# BRIEF
Copy out each line that mentions the word "gram".

# Excerpts from a figure dataset
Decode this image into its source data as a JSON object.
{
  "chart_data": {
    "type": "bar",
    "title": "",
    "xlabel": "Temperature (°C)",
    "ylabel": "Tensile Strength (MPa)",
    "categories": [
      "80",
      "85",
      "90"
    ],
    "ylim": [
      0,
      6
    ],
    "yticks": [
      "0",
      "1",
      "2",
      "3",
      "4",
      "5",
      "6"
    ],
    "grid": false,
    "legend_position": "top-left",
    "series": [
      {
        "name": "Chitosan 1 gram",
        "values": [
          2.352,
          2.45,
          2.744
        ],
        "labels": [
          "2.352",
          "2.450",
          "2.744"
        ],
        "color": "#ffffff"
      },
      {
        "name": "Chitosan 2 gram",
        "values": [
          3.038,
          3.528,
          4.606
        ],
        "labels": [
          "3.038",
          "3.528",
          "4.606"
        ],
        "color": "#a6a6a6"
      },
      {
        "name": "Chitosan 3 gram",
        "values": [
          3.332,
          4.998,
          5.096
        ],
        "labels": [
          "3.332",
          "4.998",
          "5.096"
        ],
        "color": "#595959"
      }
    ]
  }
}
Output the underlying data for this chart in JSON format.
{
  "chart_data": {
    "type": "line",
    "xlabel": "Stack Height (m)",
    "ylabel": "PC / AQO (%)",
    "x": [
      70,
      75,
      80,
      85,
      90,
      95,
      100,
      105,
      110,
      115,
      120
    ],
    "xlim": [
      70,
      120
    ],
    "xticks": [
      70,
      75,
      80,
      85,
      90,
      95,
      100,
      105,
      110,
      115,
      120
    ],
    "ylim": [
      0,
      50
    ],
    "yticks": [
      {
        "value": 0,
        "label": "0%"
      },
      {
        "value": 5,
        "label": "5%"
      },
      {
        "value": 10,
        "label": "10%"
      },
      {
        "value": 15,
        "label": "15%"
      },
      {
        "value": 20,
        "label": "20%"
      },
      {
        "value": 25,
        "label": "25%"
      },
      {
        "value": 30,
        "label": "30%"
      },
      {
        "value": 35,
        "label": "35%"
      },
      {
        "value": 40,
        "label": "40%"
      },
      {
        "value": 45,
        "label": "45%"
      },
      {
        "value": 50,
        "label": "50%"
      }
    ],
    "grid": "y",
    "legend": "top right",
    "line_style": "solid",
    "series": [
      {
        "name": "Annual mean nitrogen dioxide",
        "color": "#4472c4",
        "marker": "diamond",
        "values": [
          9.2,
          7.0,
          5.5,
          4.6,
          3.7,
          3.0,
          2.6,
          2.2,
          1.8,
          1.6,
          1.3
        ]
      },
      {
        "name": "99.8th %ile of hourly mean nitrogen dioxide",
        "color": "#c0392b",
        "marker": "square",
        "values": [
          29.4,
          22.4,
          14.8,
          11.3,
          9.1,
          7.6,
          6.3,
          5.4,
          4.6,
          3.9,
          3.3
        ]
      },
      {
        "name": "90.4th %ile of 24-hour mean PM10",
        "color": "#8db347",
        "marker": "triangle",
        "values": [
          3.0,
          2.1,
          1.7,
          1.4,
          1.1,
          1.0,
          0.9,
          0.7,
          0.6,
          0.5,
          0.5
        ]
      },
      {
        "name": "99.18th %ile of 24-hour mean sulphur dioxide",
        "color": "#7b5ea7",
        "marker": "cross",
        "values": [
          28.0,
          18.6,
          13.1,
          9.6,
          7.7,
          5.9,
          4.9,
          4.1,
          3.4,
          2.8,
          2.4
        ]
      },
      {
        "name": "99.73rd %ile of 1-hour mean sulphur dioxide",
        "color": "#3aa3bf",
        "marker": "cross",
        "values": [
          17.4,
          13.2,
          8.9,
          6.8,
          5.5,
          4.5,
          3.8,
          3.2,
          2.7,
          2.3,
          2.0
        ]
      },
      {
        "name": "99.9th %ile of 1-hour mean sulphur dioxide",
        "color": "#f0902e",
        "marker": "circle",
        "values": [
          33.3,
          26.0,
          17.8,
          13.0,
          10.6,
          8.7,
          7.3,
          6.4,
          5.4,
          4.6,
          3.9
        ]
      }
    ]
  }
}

# OUTPUT OF THE TASK
        "name": "Chitosan 1 gram",
        "name": "Chitosan 2 gram",
        "name": "Chitosan 3 gram",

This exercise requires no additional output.